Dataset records
::::::::

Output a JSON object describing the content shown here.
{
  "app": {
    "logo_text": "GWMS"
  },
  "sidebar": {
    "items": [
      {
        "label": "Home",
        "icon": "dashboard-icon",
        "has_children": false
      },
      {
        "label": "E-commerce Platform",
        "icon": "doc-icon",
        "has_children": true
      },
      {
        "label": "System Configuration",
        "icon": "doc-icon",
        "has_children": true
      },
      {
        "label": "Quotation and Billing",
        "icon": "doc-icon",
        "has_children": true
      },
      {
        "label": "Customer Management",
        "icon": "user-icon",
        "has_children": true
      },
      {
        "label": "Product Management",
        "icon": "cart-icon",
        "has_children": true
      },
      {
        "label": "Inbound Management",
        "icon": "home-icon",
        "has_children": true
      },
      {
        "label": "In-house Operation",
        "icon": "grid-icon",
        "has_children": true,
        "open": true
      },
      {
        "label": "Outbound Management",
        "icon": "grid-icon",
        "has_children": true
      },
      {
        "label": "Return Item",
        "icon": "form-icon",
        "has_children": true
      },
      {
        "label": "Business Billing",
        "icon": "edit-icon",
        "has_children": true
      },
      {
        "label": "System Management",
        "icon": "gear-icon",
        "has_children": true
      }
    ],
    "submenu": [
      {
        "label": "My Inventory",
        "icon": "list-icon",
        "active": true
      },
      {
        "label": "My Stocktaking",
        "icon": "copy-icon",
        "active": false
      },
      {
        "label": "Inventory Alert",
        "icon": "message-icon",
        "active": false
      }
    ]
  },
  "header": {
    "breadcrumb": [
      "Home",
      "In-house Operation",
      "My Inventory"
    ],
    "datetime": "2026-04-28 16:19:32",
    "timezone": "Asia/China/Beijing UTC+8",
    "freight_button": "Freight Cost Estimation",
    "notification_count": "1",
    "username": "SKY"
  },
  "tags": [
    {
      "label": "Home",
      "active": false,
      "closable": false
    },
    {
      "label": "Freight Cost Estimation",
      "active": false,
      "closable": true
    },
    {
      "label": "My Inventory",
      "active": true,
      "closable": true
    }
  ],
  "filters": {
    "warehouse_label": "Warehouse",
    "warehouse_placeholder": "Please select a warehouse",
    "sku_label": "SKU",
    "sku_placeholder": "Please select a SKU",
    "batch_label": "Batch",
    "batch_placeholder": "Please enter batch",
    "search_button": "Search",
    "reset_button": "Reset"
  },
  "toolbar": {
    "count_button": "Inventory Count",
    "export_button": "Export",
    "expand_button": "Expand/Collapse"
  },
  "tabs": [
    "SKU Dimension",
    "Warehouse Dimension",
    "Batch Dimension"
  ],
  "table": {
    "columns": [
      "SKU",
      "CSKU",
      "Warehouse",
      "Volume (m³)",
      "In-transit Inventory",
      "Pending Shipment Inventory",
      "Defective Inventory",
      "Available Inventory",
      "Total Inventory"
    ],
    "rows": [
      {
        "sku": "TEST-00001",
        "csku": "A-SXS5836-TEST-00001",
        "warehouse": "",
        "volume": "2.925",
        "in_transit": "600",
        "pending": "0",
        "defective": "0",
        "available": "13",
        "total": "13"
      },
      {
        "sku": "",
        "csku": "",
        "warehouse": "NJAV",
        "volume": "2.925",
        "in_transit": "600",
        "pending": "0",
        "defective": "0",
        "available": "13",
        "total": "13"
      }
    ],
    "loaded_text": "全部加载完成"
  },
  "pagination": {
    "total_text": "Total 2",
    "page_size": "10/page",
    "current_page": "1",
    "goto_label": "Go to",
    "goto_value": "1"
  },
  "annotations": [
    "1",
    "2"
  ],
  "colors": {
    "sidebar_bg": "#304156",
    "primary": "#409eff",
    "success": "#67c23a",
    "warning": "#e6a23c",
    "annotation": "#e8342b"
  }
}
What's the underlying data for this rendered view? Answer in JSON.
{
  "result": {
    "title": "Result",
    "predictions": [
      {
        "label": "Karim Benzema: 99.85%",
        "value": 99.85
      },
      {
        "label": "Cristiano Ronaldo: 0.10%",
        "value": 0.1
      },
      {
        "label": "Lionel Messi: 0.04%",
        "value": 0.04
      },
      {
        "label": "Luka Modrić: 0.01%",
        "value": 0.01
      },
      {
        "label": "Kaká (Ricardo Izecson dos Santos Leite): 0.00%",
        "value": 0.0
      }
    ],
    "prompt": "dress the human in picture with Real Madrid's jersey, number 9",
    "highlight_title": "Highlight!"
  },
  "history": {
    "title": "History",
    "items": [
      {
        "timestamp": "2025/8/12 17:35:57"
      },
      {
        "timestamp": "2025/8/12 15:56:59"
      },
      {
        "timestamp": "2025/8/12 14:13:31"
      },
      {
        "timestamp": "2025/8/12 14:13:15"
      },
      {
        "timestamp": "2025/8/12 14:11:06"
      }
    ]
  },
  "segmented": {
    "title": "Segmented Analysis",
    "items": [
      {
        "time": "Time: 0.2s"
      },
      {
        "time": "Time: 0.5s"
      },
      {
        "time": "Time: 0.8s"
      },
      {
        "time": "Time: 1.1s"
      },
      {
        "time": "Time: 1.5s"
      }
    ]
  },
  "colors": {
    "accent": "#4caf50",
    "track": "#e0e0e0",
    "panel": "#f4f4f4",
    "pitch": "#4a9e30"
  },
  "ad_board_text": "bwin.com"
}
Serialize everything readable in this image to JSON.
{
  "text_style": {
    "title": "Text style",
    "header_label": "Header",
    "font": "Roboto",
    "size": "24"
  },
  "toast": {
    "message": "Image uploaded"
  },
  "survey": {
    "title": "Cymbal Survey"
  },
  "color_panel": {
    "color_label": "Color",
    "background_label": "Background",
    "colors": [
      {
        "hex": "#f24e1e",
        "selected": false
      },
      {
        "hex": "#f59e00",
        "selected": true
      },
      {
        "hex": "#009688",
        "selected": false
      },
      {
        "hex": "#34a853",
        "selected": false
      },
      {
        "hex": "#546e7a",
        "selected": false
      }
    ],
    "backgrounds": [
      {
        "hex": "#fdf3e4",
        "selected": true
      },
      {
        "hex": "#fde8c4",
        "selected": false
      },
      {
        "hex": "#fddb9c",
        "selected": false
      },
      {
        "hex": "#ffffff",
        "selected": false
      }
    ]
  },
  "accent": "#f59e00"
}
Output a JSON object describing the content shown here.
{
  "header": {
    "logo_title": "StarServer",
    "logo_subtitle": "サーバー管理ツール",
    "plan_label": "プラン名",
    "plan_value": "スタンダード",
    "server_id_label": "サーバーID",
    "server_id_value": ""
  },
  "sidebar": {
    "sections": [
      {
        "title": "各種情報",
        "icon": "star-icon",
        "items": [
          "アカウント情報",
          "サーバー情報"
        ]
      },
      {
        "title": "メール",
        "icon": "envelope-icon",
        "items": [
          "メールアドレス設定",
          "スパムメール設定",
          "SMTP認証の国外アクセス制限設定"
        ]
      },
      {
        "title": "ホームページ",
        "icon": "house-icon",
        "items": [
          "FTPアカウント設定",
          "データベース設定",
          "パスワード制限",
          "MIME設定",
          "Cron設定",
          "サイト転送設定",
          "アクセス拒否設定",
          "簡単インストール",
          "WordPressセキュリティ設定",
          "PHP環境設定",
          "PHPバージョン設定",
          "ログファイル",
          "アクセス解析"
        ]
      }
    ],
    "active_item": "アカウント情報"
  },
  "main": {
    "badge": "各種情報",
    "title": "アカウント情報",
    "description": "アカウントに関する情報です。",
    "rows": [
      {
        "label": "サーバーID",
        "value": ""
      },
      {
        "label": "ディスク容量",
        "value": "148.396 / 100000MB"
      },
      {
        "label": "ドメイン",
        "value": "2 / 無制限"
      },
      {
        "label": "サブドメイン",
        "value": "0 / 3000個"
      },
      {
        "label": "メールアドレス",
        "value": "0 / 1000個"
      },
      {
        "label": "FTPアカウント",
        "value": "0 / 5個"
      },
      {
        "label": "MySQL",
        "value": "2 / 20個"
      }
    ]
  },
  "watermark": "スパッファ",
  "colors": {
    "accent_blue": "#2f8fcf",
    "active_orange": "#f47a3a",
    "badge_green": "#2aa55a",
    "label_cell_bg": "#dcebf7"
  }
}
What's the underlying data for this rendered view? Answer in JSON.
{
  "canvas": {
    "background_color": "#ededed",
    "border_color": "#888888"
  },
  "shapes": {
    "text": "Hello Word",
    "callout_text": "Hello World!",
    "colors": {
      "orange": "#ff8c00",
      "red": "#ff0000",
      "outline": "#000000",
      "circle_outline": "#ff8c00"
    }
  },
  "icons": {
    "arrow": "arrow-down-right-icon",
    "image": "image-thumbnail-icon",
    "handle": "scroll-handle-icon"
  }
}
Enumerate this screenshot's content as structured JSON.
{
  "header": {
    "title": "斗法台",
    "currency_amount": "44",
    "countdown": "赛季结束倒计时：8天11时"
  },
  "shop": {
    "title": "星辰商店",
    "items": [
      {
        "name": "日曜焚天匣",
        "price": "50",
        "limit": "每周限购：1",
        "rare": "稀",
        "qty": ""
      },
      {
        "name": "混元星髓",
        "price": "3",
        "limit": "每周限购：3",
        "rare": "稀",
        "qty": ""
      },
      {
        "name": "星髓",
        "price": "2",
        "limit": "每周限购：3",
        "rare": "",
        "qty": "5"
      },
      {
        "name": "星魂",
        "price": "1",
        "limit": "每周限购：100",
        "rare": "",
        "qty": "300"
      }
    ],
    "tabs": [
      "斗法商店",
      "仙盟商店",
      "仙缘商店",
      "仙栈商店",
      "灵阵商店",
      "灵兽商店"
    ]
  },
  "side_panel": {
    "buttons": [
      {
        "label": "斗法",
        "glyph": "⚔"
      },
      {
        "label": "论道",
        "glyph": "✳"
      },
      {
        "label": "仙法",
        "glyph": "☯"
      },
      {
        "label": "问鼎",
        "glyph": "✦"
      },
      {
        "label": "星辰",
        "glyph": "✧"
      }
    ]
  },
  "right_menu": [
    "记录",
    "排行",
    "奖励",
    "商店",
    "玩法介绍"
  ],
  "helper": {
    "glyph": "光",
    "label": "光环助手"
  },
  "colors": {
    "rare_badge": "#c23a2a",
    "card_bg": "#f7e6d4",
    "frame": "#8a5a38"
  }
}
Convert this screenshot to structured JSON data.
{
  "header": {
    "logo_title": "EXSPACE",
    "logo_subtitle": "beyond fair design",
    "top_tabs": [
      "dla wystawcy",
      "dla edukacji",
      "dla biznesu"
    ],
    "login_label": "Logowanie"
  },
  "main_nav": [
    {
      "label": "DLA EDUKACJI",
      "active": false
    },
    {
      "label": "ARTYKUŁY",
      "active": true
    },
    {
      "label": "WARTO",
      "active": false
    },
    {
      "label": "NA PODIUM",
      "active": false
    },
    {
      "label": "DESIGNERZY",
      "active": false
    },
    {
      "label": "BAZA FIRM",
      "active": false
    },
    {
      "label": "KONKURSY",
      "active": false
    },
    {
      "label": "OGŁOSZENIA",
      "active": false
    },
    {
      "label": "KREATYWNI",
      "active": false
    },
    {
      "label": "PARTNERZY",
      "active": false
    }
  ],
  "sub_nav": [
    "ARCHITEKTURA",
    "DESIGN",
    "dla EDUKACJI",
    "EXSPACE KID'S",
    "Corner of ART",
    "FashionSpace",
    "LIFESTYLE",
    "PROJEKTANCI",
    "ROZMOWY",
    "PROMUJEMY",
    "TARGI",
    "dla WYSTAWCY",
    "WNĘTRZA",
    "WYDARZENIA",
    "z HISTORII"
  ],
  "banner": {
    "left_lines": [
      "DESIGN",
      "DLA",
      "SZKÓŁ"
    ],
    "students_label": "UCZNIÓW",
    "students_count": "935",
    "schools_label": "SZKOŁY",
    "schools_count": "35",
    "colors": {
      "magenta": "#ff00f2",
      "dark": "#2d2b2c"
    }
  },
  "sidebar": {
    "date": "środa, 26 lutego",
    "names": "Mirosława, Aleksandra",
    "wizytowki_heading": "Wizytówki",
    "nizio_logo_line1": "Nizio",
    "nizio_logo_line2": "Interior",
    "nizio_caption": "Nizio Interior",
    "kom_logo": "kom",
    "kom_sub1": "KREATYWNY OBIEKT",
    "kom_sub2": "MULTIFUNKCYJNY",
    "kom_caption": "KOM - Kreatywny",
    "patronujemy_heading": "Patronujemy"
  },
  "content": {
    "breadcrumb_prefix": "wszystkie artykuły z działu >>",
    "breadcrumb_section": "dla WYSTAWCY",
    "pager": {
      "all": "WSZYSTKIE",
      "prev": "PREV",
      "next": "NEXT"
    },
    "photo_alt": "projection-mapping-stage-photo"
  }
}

::::::::

Work to complete
Give the count of lines holding the word "timestamp" and nothing more.

Finished task
5